*Job*: Look for the line with "Output the underlying" in the entries below, then extract that line and all lines after it exactly, with pictures left out.

## START

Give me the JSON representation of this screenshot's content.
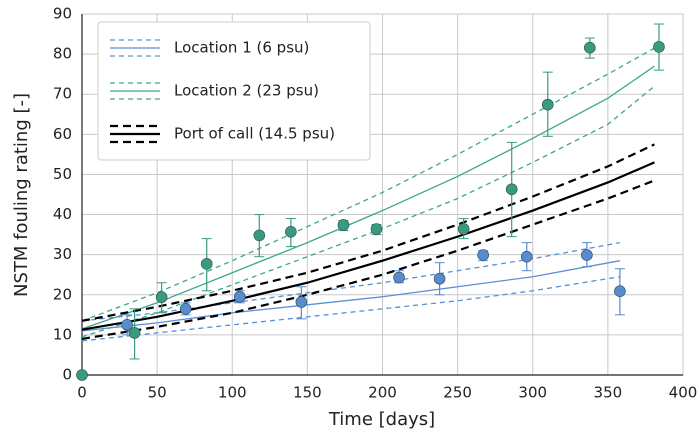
{
  "chart_data": {
    "type": "scatter",
    "xlabel": "Time [days]",
    "ylabel": "NSTM fouling rating [-]",
    "xlim": [
      0,
      400
    ],
    "xticks": [
      0,
      50,
      100,
      150,
      200,
      250,
      300,
      350,
      400
    ],
    "ylim": [
      0,
      90
    ],
    "yticks": [
      0,
      10,
      20,
      30,
      40,
      50,
      60,
      70,
      80,
      90
    ],
    "grid": true,
    "legend": "upper left",
    "fits": [
      {
        "name": "Location 1 (6 psu)",
        "color": "#5b8fd6",
        "linewidth": 1.3,
        "x": [
          0,
          50,
          100,
          150,
          200,
          250,
          300,
          358
        ],
        "values": [
          11,
          13,
          15.5,
          17.5,
          19.5,
          22,
          24.5,
          28.5
        ],
        "upper": [
          13.5,
          15.5,
          18,
          20.5,
          23,
          26,
          29,
          33
        ],
        "lower": [
          8.5,
          10.5,
          12.5,
          14.5,
          16.5,
          18.5,
          21,
          24.5
        ]
      },
      {
        "name": "Location 2 (23 psu)",
        "color": "#3aa88a",
        "linewidth": 1.3,
        "x": [
          0,
          50,
          100,
          150,
          200,
          250,
          300,
          350,
          381
        ],
        "values": [
          11.5,
          18,
          25.5,
          33,
          41,
          49.5,
          59,
          69,
          77
        ],
        "upper": [
          13.5,
          20.5,
          28.5,
          37,
          45.5,
          55,
          65,
          75,
          81.5
        ],
        "lower": [
          9.5,
          15.5,
          22.5,
          29.5,
          36.5,
          44,
          53,
          62.5,
          72
        ]
      },
      {
        "name": "Port of call (14.5 psu)",
        "color": "#000000",
        "linewidth": 2.2,
        "x": [
          0,
          50,
          100,
          150,
          200,
          250,
          300,
          350,
          381
        ],
        "values": [
          11.3,
          14.5,
          18.5,
          23,
          28.5,
          34.5,
          41,
          48,
          53
        ],
        "upper": [
          13.5,
          17,
          21,
          25.5,
          31,
          37.5,
          44.5,
          52,
          57.5
        ],
        "lower": [
          9,
          12,
          15.5,
          20,
          25,
          31,
          37.5,
          44,
          48.5
        ]
      }
    ],
    "points": [
      {
        "color": "#5a8ad0",
        "x": [
          30,
          69,
          105,
          146,
          211,
          238,
          267,
          296,
          336,
          358
        ],
        "values": [
          12.5,
          16.5,
          19.5,
          18.2,
          24.3,
          24,
          29.9,
          29.5,
          29.9,
          20.9
        ],
        "err_low": [
          10,
          15,
          18,
          14,
          23,
          20,
          28.5,
          26,
          27,
          15
        ],
        "err_high": [
          15,
          18,
          21,
          22,
          26,
          28,
          31,
          33,
          33,
          26.5
        ]
      },
      {
        "color": "#3a9a80",
        "x": [
          0,
          35,
          53,
          83,
          118,
          139,
          174,
          196,
          254,
          286,
          310,
          338,
          384
        ],
        "values": [
          0,
          10.5,
          19.4,
          27.7,
          34.8,
          35.7,
          37.4,
          36.4,
          36.4,
          46.3,
          67.4,
          81.6,
          81.8
        ],
        "err_low": [
          null,
          4,
          15.5,
          21,
          29.5,
          32,
          36,
          35,
          34,
          34.5,
          59.5,
          79,
          76
        ],
        "err_high": [
          null,
          16.5,
          23,
          34,
          40,
          39,
          38.5,
          37.5,
          39,
          58,
          75.5,
          84,
          87.5
        ]
      }
    ]
  }
}
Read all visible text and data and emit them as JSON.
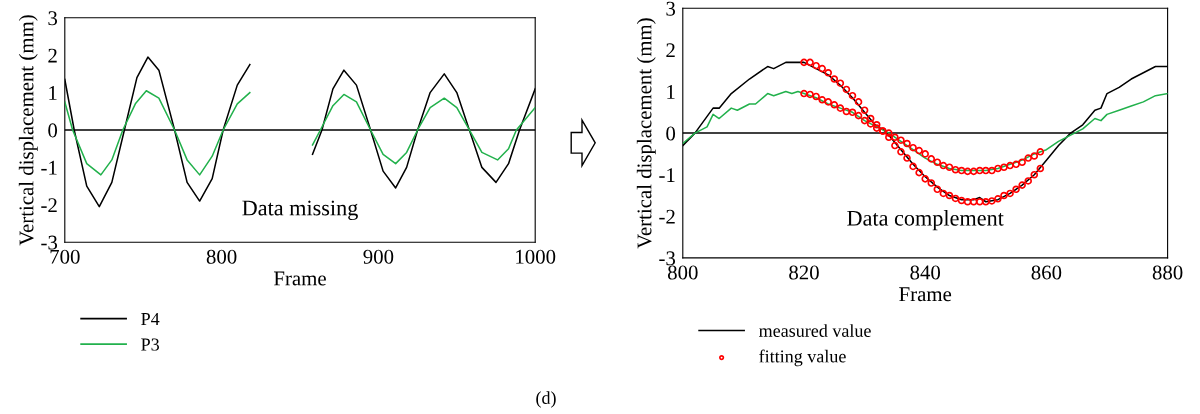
{
  "chart_data": [
    {
      "type": "line",
      "xlabel": "Frame",
      "ylabel": "Vertical displacement (mm)",
      "xlim": [
        700,
        1000
      ],
      "ylim": [
        -3,
        3
      ],
      "xticks": [
        700,
        800,
        900,
        1000
      ],
      "yticks": [
        -3,
        -2,
        -1,
        0,
        1,
        2,
        3
      ],
      "grid": false,
      "legend": "bottom left",
      "marker": "none",
      "line_style": "solid",
      "ref_lines": [
        {
          "axis": "y",
          "value": 0,
          "color": "#000000"
        }
      ],
      "annotations": [
        "Data missing",
        "(d)"
      ],
      "series": [
        {
          "name": "P4",
          "color": "#000000",
          "x": [
            700,
            706,
            714,
            722,
            730,
            738,
            746,
            753,
            760,
            770,
            778,
            786,
            794,
            801,
            810,
            818,
            838,
            858,
            864,
            871,
            878,
            886,
            895,
            903,
            911,
            918,
            925,
            933,
            942,
            950,
            958,
            966,
            975,
            983,
            990,
            1000
          ],
          "values": [
            1.35,
            0,
            -1.5,
            -2.05,
            -1.4,
            0,
            1.4,
            1.95,
            1.6,
            0,
            -1.4,
            -1.9,
            -1.3,
            0,
            1.2,
            1.75,
            null,
            -0.65,
            0,
            1.1,
            1.6,
            1.2,
            0,
            -1.1,
            -1.55,
            -1.0,
            0,
            1.0,
            1.5,
            1.0,
            0,
            -1.0,
            -1.4,
            -0.9,
            0,
            1.1
          ]
        },
        {
          "name": "P3",
          "color": "#22b14c",
          "x": [
            700,
            705,
            714,
            723,
            730,
            737,
            745,
            752,
            760,
            770,
            778,
            786,
            794,
            801,
            810,
            818,
            838,
            858,
            863,
            871,
            878,
            886,
            895,
            903,
            911,
            918,
            925,
            933,
            942,
            950,
            958,
            966,
            976,
            983,
            988,
            1000
          ],
          "values": [
            0.75,
            0,
            -0.9,
            -1.2,
            -0.8,
            0,
            0.7,
            1.05,
            0.85,
            0,
            -0.8,
            -1.2,
            -0.7,
            0,
            0.7,
            1.0,
            null,
            -0.4,
            0,
            0.65,
            0.95,
            0.75,
            0,
            -0.65,
            -0.9,
            -0.6,
            0,
            0.6,
            0.85,
            0.6,
            0,
            -0.6,
            -0.8,
            -0.5,
            0,
            0.6
          ]
        }
      ]
    },
    {
      "type": "line",
      "xlabel": "Frame",
      "ylabel": "Vertical displacement (mm)",
      "xlim": [
        800,
        880
      ],
      "ylim": [
        -3,
        3
      ],
      "xticks": [
        800,
        820,
        840,
        860,
        880
      ],
      "yticks": [
        -3,
        -2,
        -1,
        0,
        1,
        2,
        3
      ],
      "grid": false,
      "legend": "bottom left",
      "line_style": "solid",
      "ref_lines": [
        {
          "axis": "y",
          "value": 0,
          "color": "#000000"
        }
      ],
      "annotations": [
        "Data complement"
      ],
      "series": [
        {
          "name": "measured value",
          "color": "#000000",
          "x": [
            800,
            802,
            805,
            806,
            808,
            811,
            814,
            815,
            817,
            819,
            820,
            822,
            824,
            826,
            828,
            830,
            832,
            833,
            834,
            836,
            838,
            840,
            842,
            844,
            846,
            848,
            849,
            850,
            852,
            854,
            856,
            858,
            860,
            862,
            864,
            866,
            868,
            869,
            870,
            872,
            874,
            876,
            878,
            880
          ],
          "values": [
            -0.3,
            0,
            0.6,
            0.6,
            0.95,
            1.3,
            1.6,
            1.55,
            1.7,
            1.7,
            1.7,
            1.55,
            1.4,
            1.15,
            0.85,
            0.5,
            0.15,
            0.1,
            -0.05,
            -0.4,
            -0.75,
            -1.05,
            -1.3,
            -1.5,
            -1.6,
            -1.6,
            -1.55,
            -1.65,
            -1.6,
            -1.45,
            -1.25,
            -1.0,
            -0.65,
            -0.3,
            0.0,
            0.2,
            0.55,
            0.6,
            0.95,
            1.1,
            1.3,
            1.45,
            1.6,
            1.6
          ]
        },
        {
          "color": "#22b14c",
          "x": [
            800,
            802,
            804,
            805,
            806,
            808,
            809,
            811,
            812,
            814,
            815,
            817,
            818,
            819,
            820,
            822,
            824,
            826,
            828,
            830,
            832,
            834,
            836,
            838,
            840,
            842,
            844,
            846,
            848,
            850,
            852,
            854,
            856,
            858,
            860,
            862,
            864,
            866,
            868,
            869,
            870,
            872,
            874,
            876,
            878,
            880
          ],
          "values": [
            -0.25,
            0,
            0.15,
            0.45,
            0.35,
            0.6,
            0.55,
            0.7,
            0.7,
            0.95,
            0.9,
            1.0,
            0.95,
            1.0,
            0.95,
            0.85,
            0.7,
            0.6,
            0.5,
            0.3,
            0.15,
            0.0,
            -0.2,
            -0.4,
            -0.6,
            -0.75,
            -0.85,
            -0.9,
            -0.9,
            -0.9,
            -0.85,
            -0.75,
            -0.65,
            -0.5,
            -0.4,
            -0.2,
            -0.05,
            0.1,
            0.35,
            0.3,
            0.45,
            0.55,
            0.65,
            0.75,
            0.9,
            0.95
          ]
        },
        {
          "name": "fitting value",
          "type": "scatter",
          "marker": "circle",
          "color": "#ff0000",
          "x": [
            820,
            821,
            822,
            823,
            824,
            825,
            826,
            827,
            828,
            829,
            830,
            831,
            832,
            833,
            834,
            835,
            836,
            837,
            838,
            839,
            840,
            841,
            842,
            843,
            844,
            845,
            846,
            847,
            848,
            849,
            850,
            851,
            852,
            853,
            854,
            855,
            856,
            857,
            858,
            859
          ],
          "values": [
            1.7,
            1.7,
            1.62,
            1.55,
            1.45,
            1.3,
            1.2,
            1.05,
            0.9,
            0.75,
            0.55,
            0.35,
            0.2,
            0.05,
            -0.1,
            -0.3,
            -0.45,
            -0.6,
            -0.8,
            -0.95,
            -1.1,
            -1.2,
            -1.35,
            -1.45,
            -1.5,
            -1.57,
            -1.62,
            -1.65,
            -1.65,
            -1.65,
            -1.65,
            -1.63,
            -1.58,
            -1.5,
            -1.45,
            -1.35,
            -1.25,
            -1.15,
            -1.0,
            -0.85
          ]
        },
        {
          "type": "scatter",
          "marker": "circle",
          "color": "#ff0000",
          "x": [
            820,
            821,
            822,
            823,
            824,
            825,
            826,
            827,
            828,
            829,
            830,
            831,
            832,
            833,
            834,
            835,
            836,
            837,
            838,
            839,
            840,
            841,
            842,
            843,
            844,
            845,
            846,
            847,
            848,
            849,
            850,
            851,
            852,
            853,
            854,
            855,
            856,
            857,
            858,
            859
          ],
          "values": [
            0.95,
            0.93,
            0.88,
            0.8,
            0.75,
            0.68,
            0.6,
            0.52,
            0.5,
            0.42,
            0.3,
            0.22,
            0.12,
            0.05,
            0.0,
            -0.1,
            -0.17,
            -0.25,
            -0.35,
            -0.42,
            -0.5,
            -0.62,
            -0.7,
            -0.78,
            -0.82,
            -0.88,
            -0.9,
            -0.92,
            -0.92,
            -0.9,
            -0.9,
            -0.9,
            -0.85,
            -0.82,
            -0.78,
            -0.75,
            -0.7,
            -0.6,
            -0.55,
            -0.45
          ]
        }
      ]
    }
  ]
}
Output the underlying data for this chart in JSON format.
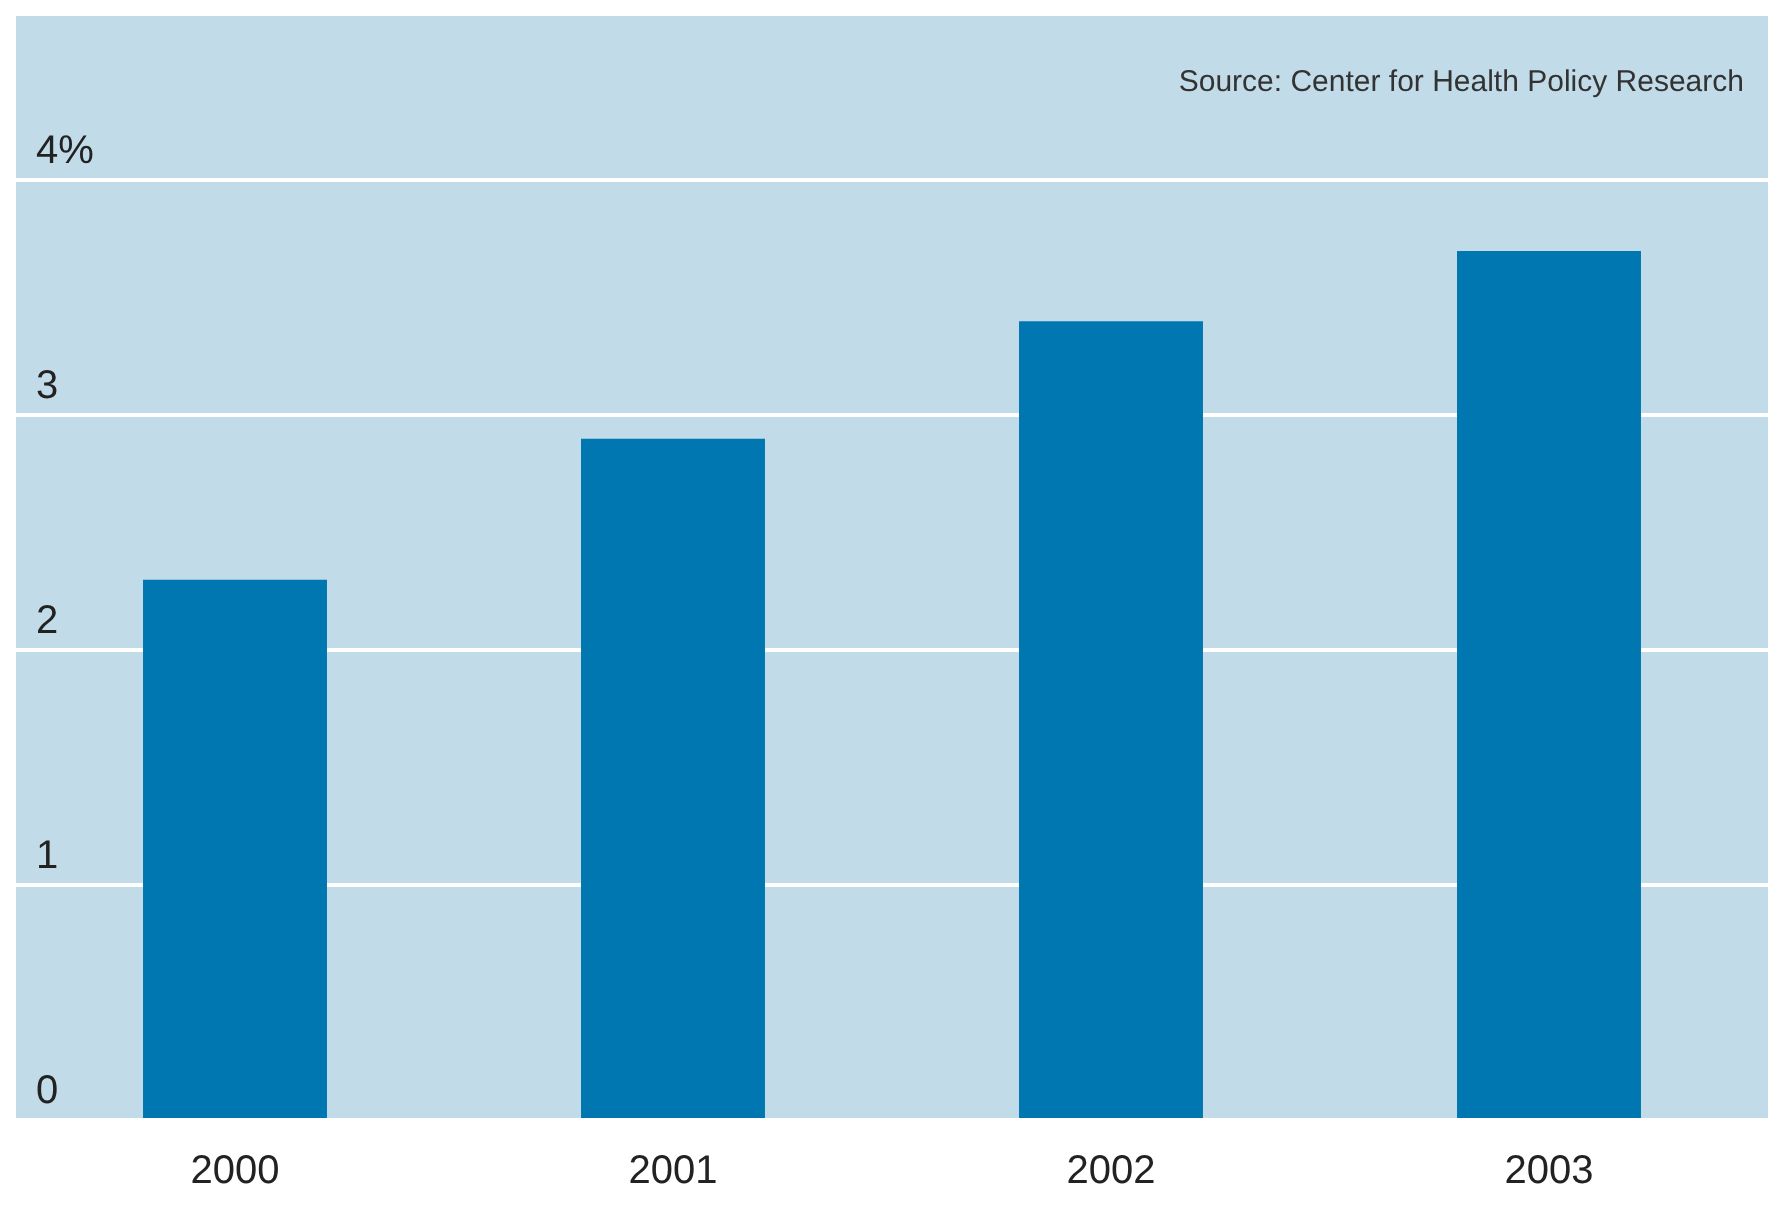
{
  "chart_data": {
    "type": "bar",
    "categories": [
      "2000",
      "2001",
      "2002",
      "2003"
    ],
    "values": [
      2.3,
      2.9,
      3.4,
      3.7
    ],
    "color": "#0077b0",
    "ylim": [
      0,
      4.7
    ],
    "yticks": [
      0,
      1,
      2,
      3,
      {
        "value": 4,
        "label": "4%"
      }
    ],
    "grid": "y",
    "legend": false,
    "annotations": [
      "Source: Center for Health Policy Research"
    ]
  }
}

## END

*Correct answer*:
Output the underlying data for this chart in JSON format.
{
  "chart_data": {
    "type": "bar",
    "categories": [
      "2000",
      "2001",
      "2002",
      "2003"
    ],
    "values": [
      2.3,
      2.9,
      3.4,
      3.7
    ],
    "color": "#0077b0",
    "ylim": [
      0,
      4.7
    ],
    "yticks": [
      0,
      1,
      2,
      3,
      {
        "value": 4,
        "label": "4%"
      }
    ],
    "grid": "y",
    "legend": false,
    "annotations": [
      "Source: Center for Health Policy Research"
    ]
  }
}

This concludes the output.